───── EXTRACTED ENTRIES ─────

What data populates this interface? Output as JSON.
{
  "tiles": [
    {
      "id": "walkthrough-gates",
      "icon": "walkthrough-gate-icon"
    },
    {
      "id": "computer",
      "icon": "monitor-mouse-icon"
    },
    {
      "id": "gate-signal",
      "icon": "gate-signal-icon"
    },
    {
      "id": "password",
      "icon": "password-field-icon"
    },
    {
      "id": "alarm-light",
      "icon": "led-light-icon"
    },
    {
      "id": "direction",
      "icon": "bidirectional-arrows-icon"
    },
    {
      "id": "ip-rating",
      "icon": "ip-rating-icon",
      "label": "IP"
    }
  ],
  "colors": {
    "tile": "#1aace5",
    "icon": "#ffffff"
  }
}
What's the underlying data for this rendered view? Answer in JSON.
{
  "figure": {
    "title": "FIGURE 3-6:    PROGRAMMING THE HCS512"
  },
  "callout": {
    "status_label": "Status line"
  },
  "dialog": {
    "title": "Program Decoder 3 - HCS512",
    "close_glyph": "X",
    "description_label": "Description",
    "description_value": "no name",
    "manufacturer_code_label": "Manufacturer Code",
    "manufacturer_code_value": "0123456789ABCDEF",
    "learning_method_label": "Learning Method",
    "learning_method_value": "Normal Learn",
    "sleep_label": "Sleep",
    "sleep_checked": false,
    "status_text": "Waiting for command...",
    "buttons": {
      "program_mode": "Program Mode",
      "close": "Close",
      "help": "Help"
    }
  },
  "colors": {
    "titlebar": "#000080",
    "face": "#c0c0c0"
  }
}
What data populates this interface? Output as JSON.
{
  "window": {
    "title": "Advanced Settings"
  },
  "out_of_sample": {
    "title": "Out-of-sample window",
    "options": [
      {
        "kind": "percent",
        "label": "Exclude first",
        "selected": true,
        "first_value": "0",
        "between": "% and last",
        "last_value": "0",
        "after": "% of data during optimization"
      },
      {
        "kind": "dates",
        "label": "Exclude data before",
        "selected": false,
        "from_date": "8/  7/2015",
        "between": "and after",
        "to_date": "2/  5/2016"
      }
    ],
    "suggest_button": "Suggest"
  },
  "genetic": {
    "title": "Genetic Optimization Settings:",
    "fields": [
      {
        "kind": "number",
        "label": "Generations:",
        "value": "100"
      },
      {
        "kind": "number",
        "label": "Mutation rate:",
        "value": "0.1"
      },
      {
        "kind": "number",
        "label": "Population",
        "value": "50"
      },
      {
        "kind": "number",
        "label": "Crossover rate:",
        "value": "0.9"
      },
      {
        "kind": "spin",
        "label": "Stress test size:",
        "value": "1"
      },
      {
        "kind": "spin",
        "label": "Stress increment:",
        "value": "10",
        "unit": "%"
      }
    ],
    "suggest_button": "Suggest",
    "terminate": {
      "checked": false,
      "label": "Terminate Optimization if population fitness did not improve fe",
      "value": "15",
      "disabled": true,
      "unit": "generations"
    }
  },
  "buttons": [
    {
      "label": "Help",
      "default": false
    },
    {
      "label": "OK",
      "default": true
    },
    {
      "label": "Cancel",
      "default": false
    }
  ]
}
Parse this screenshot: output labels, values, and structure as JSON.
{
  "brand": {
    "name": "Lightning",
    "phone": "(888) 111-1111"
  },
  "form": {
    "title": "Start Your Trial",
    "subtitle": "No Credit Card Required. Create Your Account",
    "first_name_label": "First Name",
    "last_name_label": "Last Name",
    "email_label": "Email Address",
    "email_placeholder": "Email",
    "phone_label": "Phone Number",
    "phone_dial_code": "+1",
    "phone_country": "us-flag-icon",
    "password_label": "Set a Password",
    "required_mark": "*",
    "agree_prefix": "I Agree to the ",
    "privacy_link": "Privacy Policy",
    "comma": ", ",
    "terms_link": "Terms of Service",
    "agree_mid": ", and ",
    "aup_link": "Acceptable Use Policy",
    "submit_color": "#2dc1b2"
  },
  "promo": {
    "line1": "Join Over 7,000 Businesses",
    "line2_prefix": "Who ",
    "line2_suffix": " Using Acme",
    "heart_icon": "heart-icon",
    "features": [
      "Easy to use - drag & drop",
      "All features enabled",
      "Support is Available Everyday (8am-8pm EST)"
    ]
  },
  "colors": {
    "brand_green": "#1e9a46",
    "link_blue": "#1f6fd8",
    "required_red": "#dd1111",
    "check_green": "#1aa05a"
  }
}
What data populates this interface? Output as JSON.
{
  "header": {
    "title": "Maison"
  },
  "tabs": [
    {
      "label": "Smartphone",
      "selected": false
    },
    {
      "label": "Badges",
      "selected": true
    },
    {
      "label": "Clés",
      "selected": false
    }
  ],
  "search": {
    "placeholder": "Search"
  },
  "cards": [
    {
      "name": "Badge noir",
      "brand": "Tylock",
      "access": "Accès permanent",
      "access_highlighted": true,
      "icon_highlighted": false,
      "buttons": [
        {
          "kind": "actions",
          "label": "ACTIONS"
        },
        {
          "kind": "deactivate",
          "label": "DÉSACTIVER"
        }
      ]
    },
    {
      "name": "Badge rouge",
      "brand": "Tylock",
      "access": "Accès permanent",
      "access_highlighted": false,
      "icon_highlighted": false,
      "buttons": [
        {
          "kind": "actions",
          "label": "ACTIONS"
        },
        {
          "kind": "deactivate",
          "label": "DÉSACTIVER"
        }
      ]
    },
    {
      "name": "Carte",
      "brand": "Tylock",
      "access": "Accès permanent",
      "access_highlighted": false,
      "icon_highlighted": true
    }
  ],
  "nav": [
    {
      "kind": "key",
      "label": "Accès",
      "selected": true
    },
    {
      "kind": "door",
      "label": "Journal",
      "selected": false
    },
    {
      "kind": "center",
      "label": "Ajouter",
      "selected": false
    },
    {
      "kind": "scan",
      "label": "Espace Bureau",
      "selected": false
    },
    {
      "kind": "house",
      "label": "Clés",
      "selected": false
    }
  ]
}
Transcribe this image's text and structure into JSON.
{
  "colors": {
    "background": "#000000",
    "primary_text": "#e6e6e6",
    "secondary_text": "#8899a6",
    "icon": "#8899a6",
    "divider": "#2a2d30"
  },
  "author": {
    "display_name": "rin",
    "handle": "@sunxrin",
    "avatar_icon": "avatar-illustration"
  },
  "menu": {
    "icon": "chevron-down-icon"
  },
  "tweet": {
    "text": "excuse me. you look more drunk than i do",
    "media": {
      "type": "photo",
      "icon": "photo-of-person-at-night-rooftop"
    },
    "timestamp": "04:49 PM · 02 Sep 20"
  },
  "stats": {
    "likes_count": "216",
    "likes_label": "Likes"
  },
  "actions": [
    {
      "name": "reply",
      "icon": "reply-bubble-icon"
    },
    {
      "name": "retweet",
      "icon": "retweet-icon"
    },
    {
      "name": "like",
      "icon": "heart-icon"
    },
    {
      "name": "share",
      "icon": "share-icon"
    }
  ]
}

─────

§ TASK REQUIREMENTS:
Output the listing above without altering a single character.

§ SOLVED PROBLEM:
What data populates this interface? Output as JSON.
{
  "tiles": [
    {
      "id": "walkthrough-gates",
      "icon": "walkthrough-gate-icon"
    },
    {
      "id": "computer",
      "icon": "monitor-mouse-icon"
    },
    {
      "id": "gate-signal",
      "icon": "gate-signal-icon"
    },
    {
      "id": "password",
      "icon": "password-field-icon"
    },
    {
      "id": "alarm-light",
      "icon": "led-light-icon"
    },
    {
      "id": "direction",
      "icon": "bidirectional-arrows-icon"
    },
    {
      "id": "ip-rating",
      "icon": "ip-rating-icon",
      "label": "IP"
    }
  ],
  "colors": {
    "tile": "#1aace5",
    "icon": "#ffffff"
  }
}
What's the underlying data for this rendered view? Answer in JSON.
{
  "figure": {
    "title": "FIGURE 3-6:    PROGRAMMING THE HCS512"
  },
  "callout": {
    "status_label": "Status line"
  },
  "dialog": {
    "title": "Program Decoder 3 - HCS512",
    "close_glyph": "X",
    "description_label": "Description",
    "description_value": "no name",
    "manufacturer_code_label": "Manufacturer Code",
    "manufacturer_code_value": "0123456789ABCDEF",
    "learning_method_label": "Learning Method",
    "learning_method_value": "Normal Learn",
    "sleep_label": "Sleep",
    "sleep_checked": false,
    "status_text": "Waiting for command...",
    "buttons": {
      "program_mode": "Program Mode",
      "close": "Close",
      "help": "Help"
    }
  },
  "colors": {
    "titlebar": "#000080",
    "face": "#c0c0c0"
  }
}
What data populates this interface? Output as JSON.
{
  "window": {
    "title": "Advanced Settings"
  },
  "out_of_sample": {
    "title": "Out-of-sample window",
    "options": [
      {
        "kind": "percent",
        "label": "Exclude first",
        "selected": true,
        "first_value": "0",
        "between": "% and last",
        "last_value": "0",
        "after": "% of data during optimization"
      },
      {
        "kind": "dates",
        "label": "Exclude data before",
        "selected": false,
        "from_date": "8/  7/2015",
        "between": "and after",
        "to_date": "2/  5/2016"
      }
    ],
    "suggest_button": "Suggest"
  },
  "genetic": {
    "title": "Genetic Optimization Settings:",
    "fields": [
      {
        "kind": "number",
        "label": "Generations:",
        "value": "100"
      },
      {
        "kind": "number",
        "label": "Mutation rate:",
        "value": "0.1"
      },
      {
        "kind": "number",
        "label": "Population",
        "value": "50"
      },
      {
        "kind": "number",
        "label": "Crossover rate:",
        "value": "0.9"
      },
      {
        "kind": "spin",
        "label": "Stress test size:",
        "value": "1"
      },
      {
        "kind": "spin",
        "label": "Stress increment:",
        "value": "10",
        "unit": "%"
      }
    ],
    "suggest_button": "Suggest",
    "terminate": {
      "checked": false,
      "label": "Terminate Optimization if population fitness did not improve fe",
      "value": "15",
      "disabled": true,
      "unit": "generations"
    }
  },
  "buttons": [
    {
      "label": "Help",
      "default": false
    },
    {
      "label": "OK",
      "default": true
    },
    {
      "label": "Cancel",
      "default": false
    }
  ]
}
Parse this screenshot: output labels, values, and structure as JSON.
{
  "brand": {
    "name": "Lightning",
    "phone": "(888) 111-1111"
  },
  "form": {
    "title": "Start Your Trial",
    "subtitle": "No Credit Card Required. Create Your Account",
    "first_name_label": "First Name",
    "last_name_label": "Last Name",
    "email_label": "Email Address",
    "email_placeholder": "Email",
    "phone_label": "Phone Number",
    "phone_dial_code": "+1",
    "phone_country": "us-flag-icon",
    "password_label": "Set a Password",
    "required_mark": "*",
    "agree_prefix": "I Agree to the ",
    "privacy_link": "Privacy Policy",
    "comma": ", ",
    "terms_link": "Terms of Service",
    "agree_mid": ", and ",
    "aup_link": "Acceptable Use Policy",
    "submit_color": "#2dc1b2"
  },
  "promo": {
    "line1": "Join Over 7,000 Businesses",
    "line2_prefix": "Who ",
    "line2_suffix": " Using Acme",
    "heart_icon": "heart-icon",
    "features": [
      "Easy to use - drag & drop",
      "All features enabled",
      "Support is Available Everyday (8am-8pm EST)"
    ]
  },
  "colors": {
    "brand_green": "#1e9a46",
    "link_blue": "#1f6fd8",
    "required_red": "#dd1111",
    "check_green": "#1aa05a"
  }
}
What data populates this interface? Output as JSON.
{
  "header": {
    "title": "Maison"
  },
  "tabs": [
    {
      "label": "Smartphone",
      "selected": false
    },
    {
      "label": "Badges",
      "selected": true
    },
    {
      "label": "Clés",
      "selected": false
    }
  ],
  "search": {
    "placeholder": "Search"
  },
  "cards": [
    {
      "name": "Badge noir",
      "brand": "Tylock",
      "access": "Accès permanent",
      "access_highlighted": true,
      "icon_highlighted": false,
      "buttons": [
        {
          "kind": "actions",
          "label": "ACTIONS"
        },
        {
          "kind": "deactivate",
          "label": "DÉSACTIVER"
        }
      ]
    },
    {
      "name": "Badge rouge",
      "brand": "Tylock",
      "access": "Accès permanent",
      "access_highlighted": false,
      "icon_highlighted": false,
      "buttons": [
        {
          "kind": "actions",
          "label": "ACTIONS"
        },
        {
          "kind": "deactivate",
          "label": "DÉSACTIVER"
        }
      ]
    },
    {
      "name": "Carte",
      "brand": "Tylock",
      "access": "Accès permanent",
      "access_highlighted": false,
      "icon_highlighted": true
    }
  ],
  "nav": [
    {
      "kind": "key",
      "label": "Accès",
      "selected": true
    },
    {
      "kind": "door",
      "label": "Journal",
      "selected": false
    },
    {
      "kind": "center",
      "label": "Ajouter",
      "selected": false
    },
    {
      "kind": "scan",
      "label": "Espace Bureau",
      "selected": false
    },
    {
      "kind": "house",
      "label": "Clés",
      "selected": false
    }
  ]
}
Transcribe this image's text and structure into JSON.
{
  "colors": {
    "background": "#000000",
    "primary_text": "#e6e6e6",
    "secondary_text": "#8899a6",
    "icon": "#8899a6",
    "divider": "#2a2d30"
  },
  "author": {
    "display_name": "rin",
    "handle": "@sunxrin",
    "avatar_icon": "avatar-illustration"
  },
  "menu": {
    "icon": "chevron-down-icon"
  },
  "tweet": {
    "text": "excuse me. you look more drunk than i do",
    "media": {
      "type": "photo",
      "icon": "photo-of-person-at-night-rooftop"
    },
    "timestamp": "04:49 PM · 02 Sep 20"
  },
  "stats": {
    "likes_count": "216",
    "likes_label": "Likes"
  },
  "actions": [
    {
      "name": "reply",
      "icon": "reply-bubble-icon"
    },
    {
      "name": "retweet",
      "icon": "retweet-icon"
    },
    {
      "name": "like",
      "icon": "heart-icon"
    },
    {
      "name": "share",
      "icon": "share-icon"
    }
  ]
}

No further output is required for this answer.